[Dataset items]
+ + +
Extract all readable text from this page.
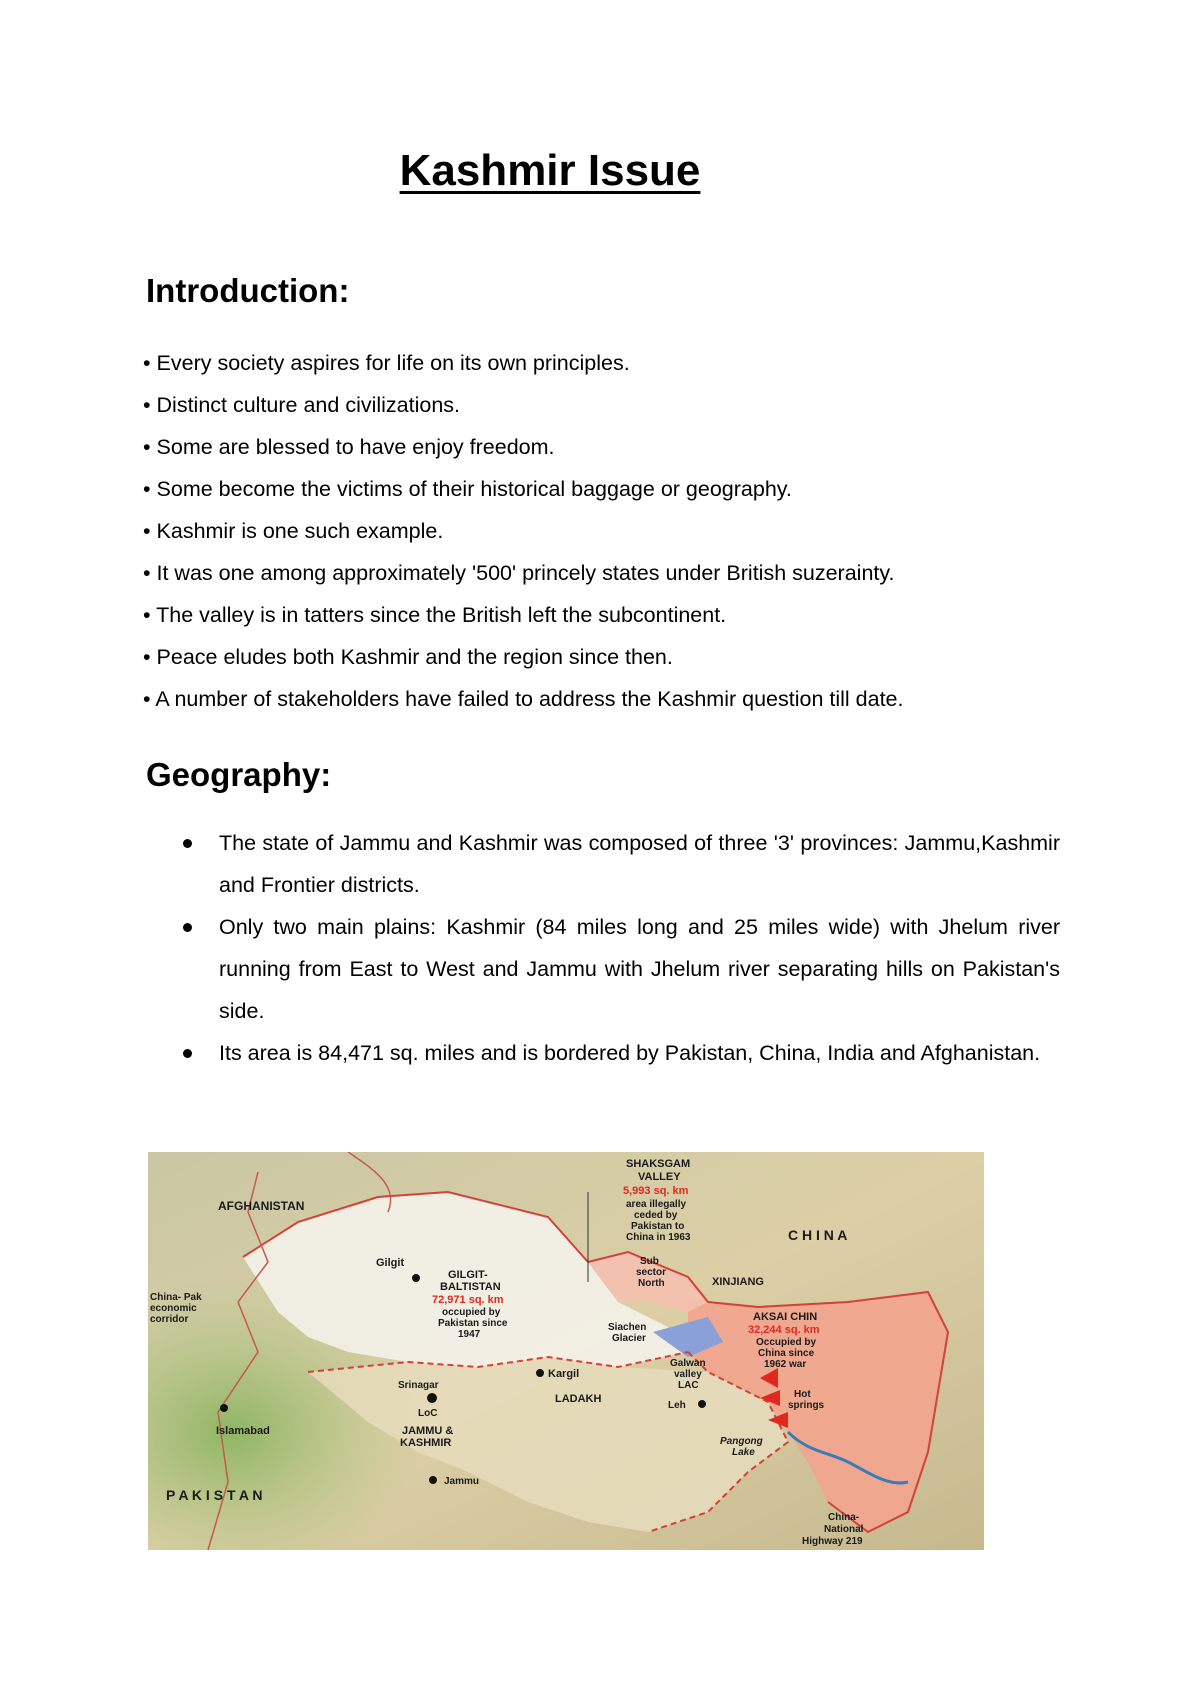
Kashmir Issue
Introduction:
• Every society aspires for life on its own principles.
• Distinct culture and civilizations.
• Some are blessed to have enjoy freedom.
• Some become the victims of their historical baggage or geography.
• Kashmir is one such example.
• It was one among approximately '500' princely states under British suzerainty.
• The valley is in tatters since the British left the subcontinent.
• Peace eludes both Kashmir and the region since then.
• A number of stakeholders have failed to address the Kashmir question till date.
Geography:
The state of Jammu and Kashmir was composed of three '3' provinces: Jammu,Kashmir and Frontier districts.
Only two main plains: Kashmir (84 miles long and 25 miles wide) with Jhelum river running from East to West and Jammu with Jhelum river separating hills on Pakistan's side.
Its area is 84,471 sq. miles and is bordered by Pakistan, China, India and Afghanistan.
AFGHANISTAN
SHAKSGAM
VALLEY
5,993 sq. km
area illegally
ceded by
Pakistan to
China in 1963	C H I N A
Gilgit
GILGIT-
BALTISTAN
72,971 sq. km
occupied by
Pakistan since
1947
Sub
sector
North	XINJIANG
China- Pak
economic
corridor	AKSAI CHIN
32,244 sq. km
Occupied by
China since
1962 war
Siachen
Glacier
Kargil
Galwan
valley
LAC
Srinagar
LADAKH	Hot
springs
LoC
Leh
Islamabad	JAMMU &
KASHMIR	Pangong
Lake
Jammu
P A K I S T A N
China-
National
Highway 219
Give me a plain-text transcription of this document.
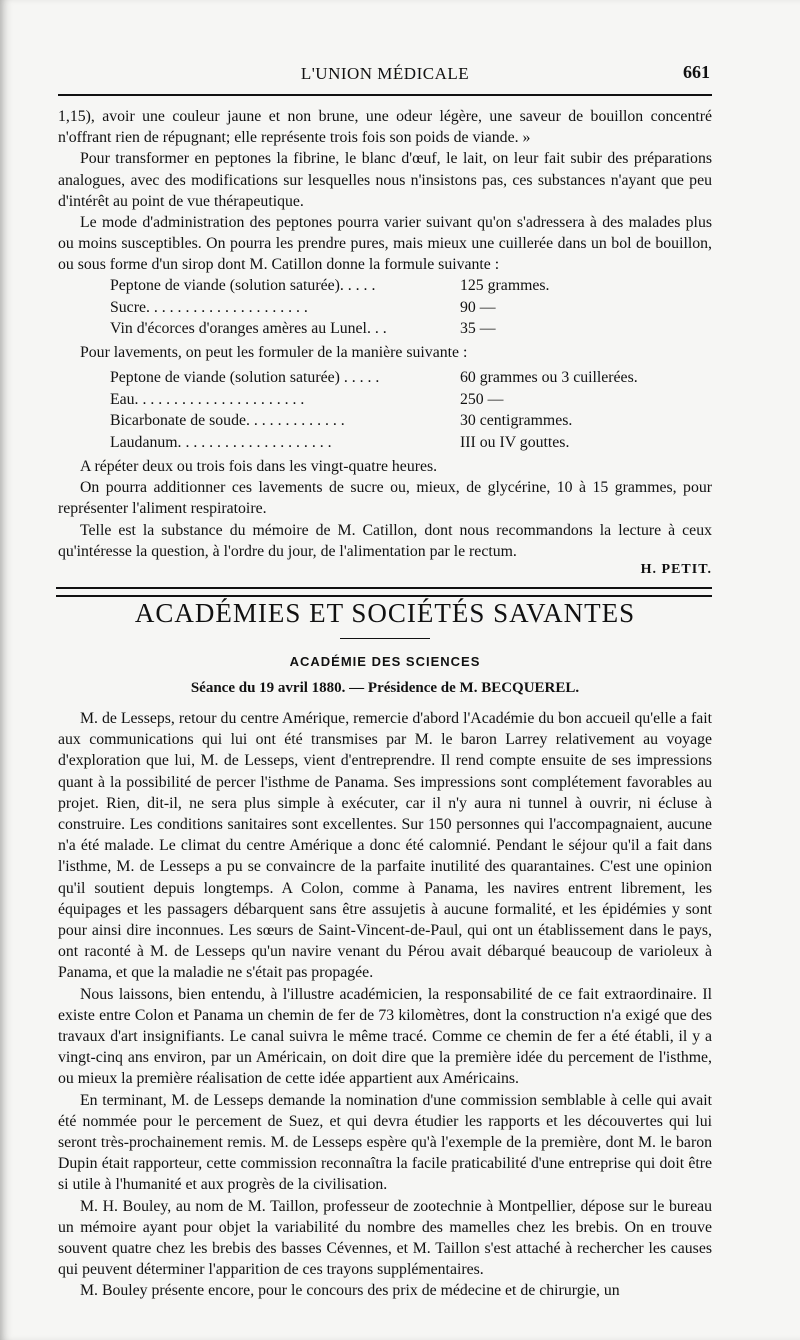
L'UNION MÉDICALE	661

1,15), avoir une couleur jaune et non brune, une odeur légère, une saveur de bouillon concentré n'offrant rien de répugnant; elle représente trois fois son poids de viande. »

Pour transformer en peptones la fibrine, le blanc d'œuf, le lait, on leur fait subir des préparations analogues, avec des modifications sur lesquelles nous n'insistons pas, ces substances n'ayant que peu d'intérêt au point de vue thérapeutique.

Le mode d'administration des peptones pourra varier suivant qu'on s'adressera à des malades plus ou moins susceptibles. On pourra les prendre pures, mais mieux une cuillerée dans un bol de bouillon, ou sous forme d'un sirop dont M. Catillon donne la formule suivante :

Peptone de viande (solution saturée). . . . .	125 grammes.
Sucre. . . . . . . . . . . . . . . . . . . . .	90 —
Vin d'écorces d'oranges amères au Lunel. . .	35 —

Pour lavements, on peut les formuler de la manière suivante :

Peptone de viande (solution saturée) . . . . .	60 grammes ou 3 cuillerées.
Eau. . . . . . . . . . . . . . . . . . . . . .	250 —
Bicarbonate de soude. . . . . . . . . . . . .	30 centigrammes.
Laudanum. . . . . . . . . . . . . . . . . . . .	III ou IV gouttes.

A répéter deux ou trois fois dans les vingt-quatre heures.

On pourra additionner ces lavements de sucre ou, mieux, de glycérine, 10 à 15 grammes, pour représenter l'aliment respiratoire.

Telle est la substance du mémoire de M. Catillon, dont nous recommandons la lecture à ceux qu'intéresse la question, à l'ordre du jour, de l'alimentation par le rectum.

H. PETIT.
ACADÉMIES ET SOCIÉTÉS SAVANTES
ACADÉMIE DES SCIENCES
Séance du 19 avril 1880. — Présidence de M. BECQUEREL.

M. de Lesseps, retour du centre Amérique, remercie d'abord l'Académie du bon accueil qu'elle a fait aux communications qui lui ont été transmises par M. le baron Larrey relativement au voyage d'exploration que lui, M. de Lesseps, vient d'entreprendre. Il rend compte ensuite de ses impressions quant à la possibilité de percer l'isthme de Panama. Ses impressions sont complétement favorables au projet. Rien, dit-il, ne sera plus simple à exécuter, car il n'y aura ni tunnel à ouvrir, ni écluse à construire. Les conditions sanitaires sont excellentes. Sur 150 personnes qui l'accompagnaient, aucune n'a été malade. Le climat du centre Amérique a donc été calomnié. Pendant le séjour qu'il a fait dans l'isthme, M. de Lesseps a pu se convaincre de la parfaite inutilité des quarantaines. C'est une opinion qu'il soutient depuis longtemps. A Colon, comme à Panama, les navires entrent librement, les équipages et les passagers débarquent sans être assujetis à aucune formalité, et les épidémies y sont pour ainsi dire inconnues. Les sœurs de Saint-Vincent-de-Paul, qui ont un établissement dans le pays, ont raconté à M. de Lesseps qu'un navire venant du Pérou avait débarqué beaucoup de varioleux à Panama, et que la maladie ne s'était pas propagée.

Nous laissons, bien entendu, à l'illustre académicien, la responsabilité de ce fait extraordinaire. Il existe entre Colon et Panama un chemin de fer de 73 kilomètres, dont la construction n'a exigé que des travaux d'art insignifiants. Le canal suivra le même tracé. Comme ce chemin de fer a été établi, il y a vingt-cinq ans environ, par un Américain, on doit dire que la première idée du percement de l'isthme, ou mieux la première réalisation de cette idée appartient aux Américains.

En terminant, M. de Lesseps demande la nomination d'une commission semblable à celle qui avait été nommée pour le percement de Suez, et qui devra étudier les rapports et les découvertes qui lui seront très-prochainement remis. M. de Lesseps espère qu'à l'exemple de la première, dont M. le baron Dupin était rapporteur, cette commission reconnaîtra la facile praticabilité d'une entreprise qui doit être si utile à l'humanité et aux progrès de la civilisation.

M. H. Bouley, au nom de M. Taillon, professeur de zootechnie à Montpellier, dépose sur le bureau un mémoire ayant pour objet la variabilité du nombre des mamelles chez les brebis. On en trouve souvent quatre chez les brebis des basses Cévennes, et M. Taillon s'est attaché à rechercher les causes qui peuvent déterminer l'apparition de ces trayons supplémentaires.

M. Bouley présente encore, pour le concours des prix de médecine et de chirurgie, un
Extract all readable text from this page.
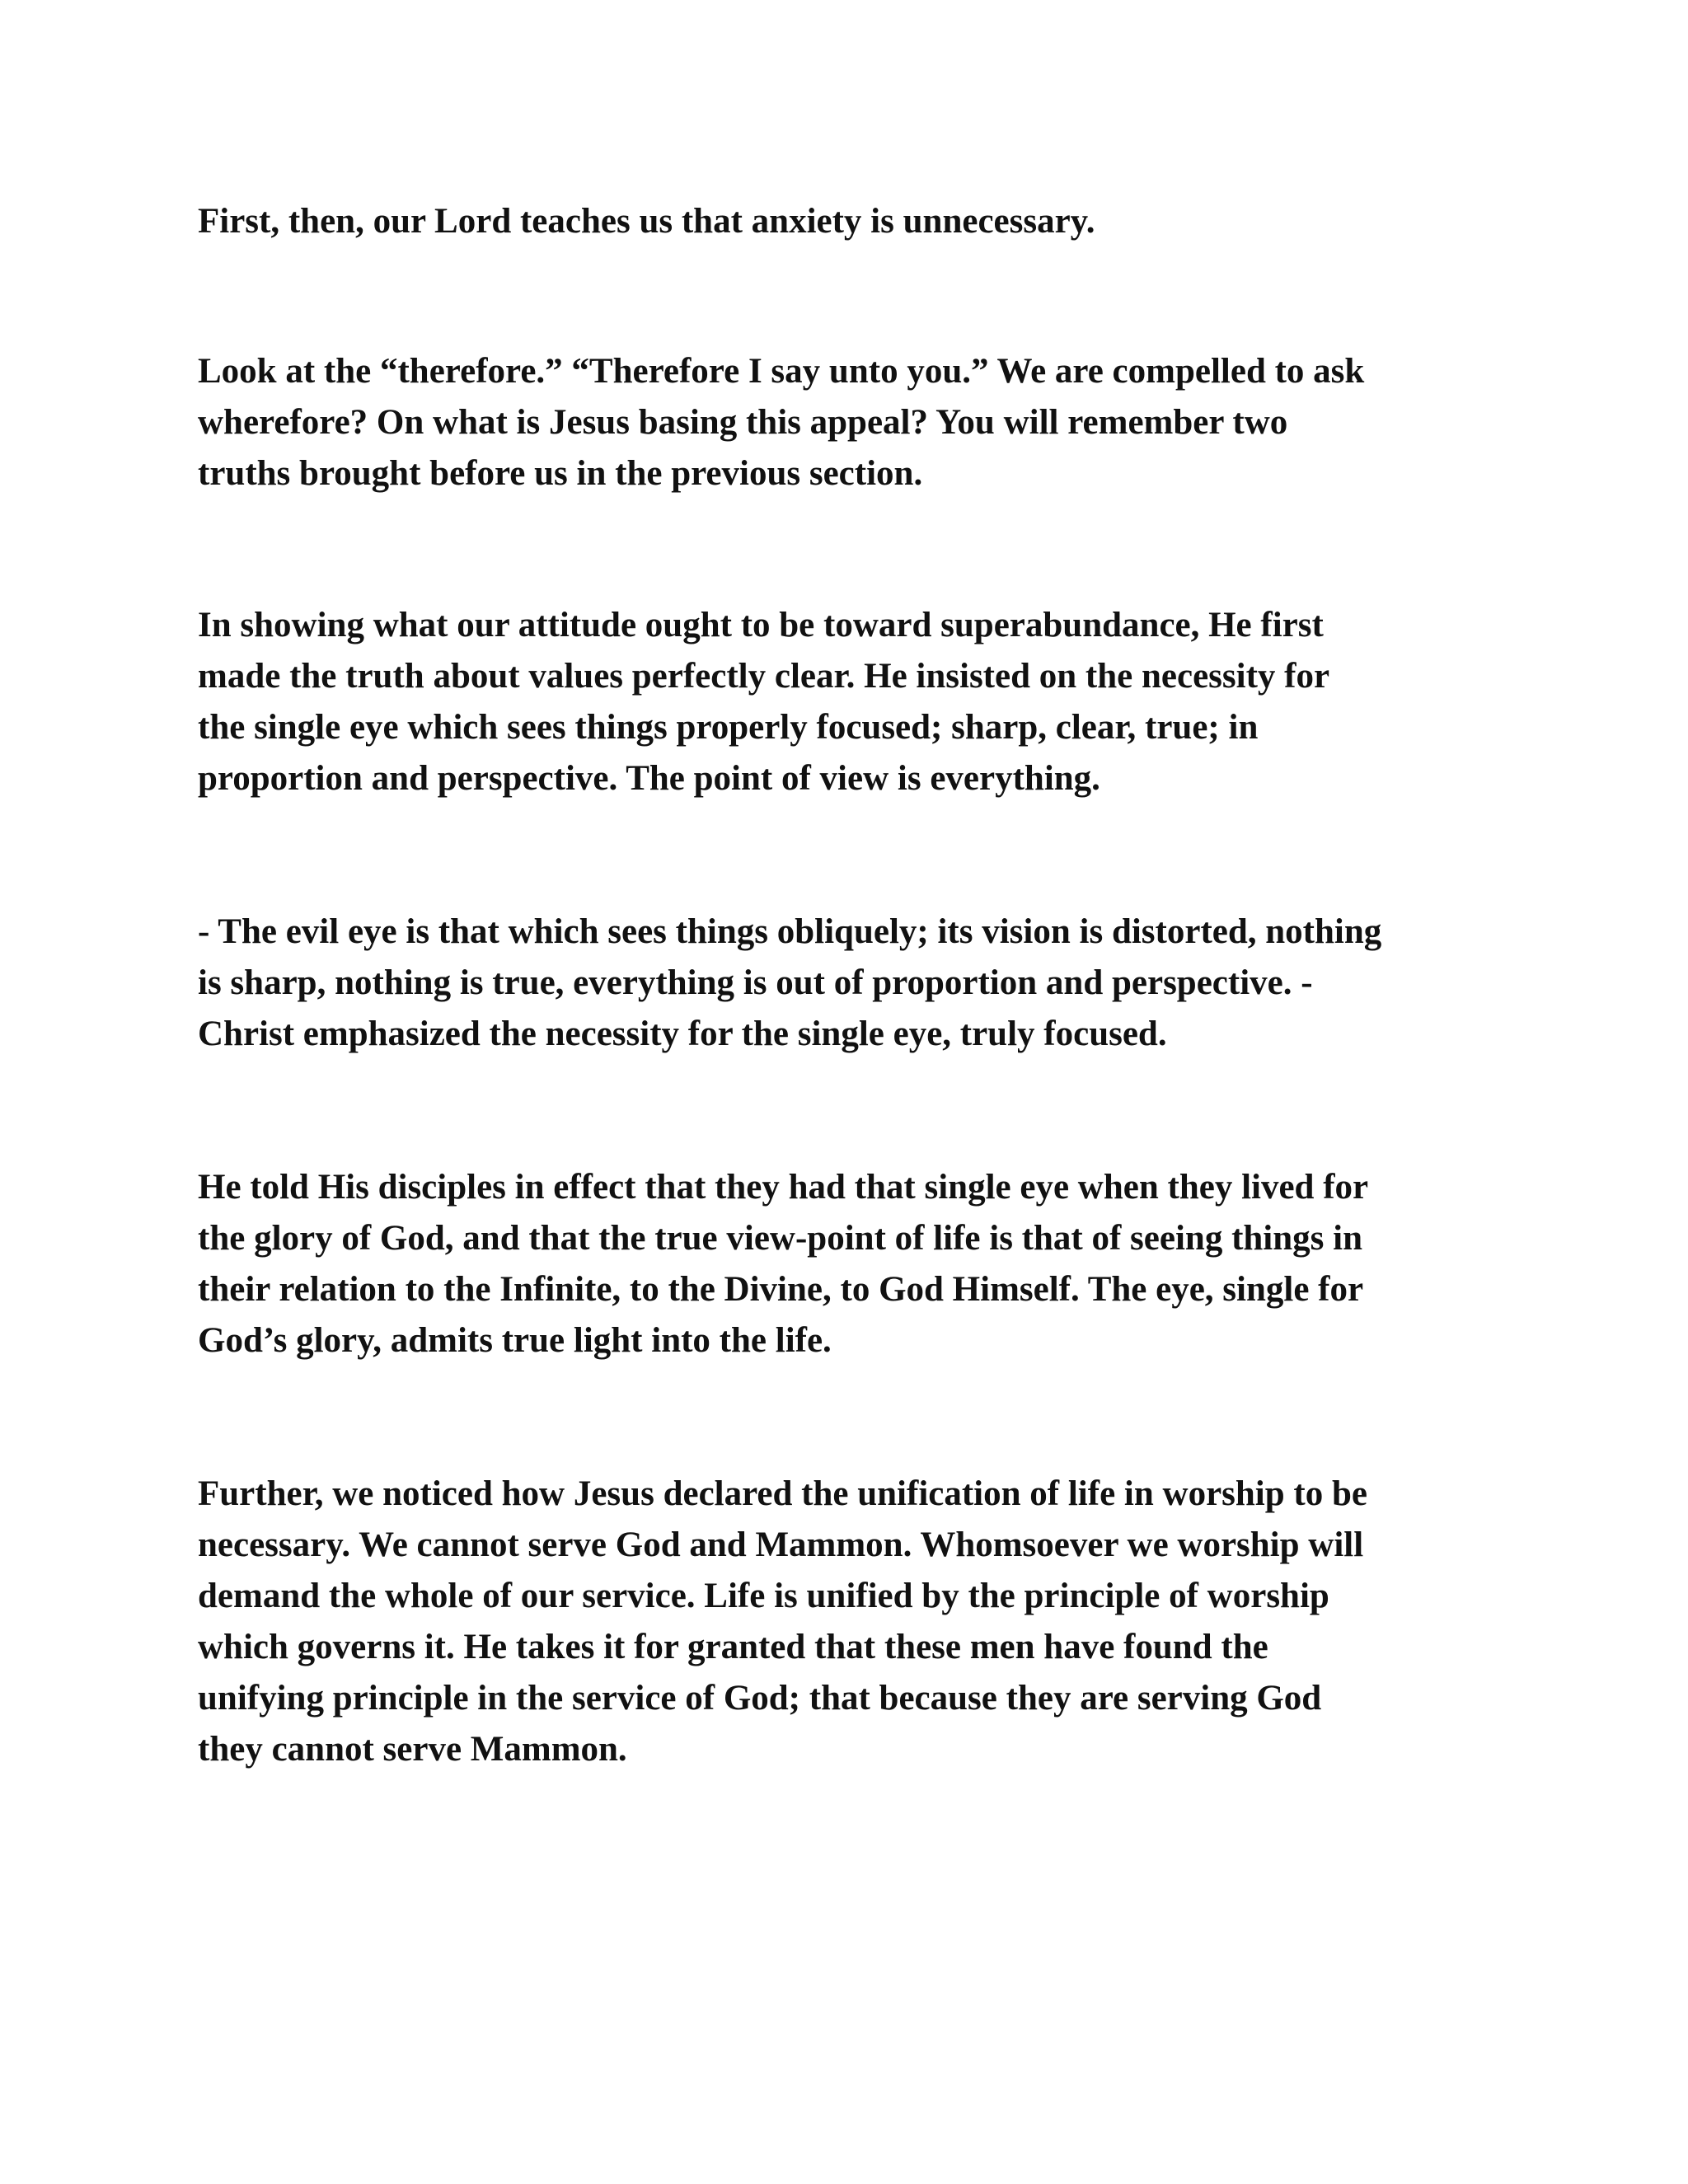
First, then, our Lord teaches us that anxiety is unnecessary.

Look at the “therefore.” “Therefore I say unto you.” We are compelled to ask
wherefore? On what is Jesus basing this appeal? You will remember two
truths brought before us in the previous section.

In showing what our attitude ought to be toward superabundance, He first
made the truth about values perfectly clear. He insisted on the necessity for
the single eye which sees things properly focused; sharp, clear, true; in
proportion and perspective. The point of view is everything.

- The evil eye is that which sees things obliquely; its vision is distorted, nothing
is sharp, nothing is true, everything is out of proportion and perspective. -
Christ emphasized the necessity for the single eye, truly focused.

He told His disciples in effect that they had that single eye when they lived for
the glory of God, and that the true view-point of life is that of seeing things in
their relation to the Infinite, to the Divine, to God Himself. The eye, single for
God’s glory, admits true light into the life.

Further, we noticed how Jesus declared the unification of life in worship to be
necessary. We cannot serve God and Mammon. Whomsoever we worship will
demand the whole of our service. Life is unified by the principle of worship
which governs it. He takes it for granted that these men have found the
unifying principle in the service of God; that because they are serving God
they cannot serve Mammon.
+ + +
Of the lines in this listing, how many contain "sharp"? Reply with the number and nothing more.

THE OUTPUT:
2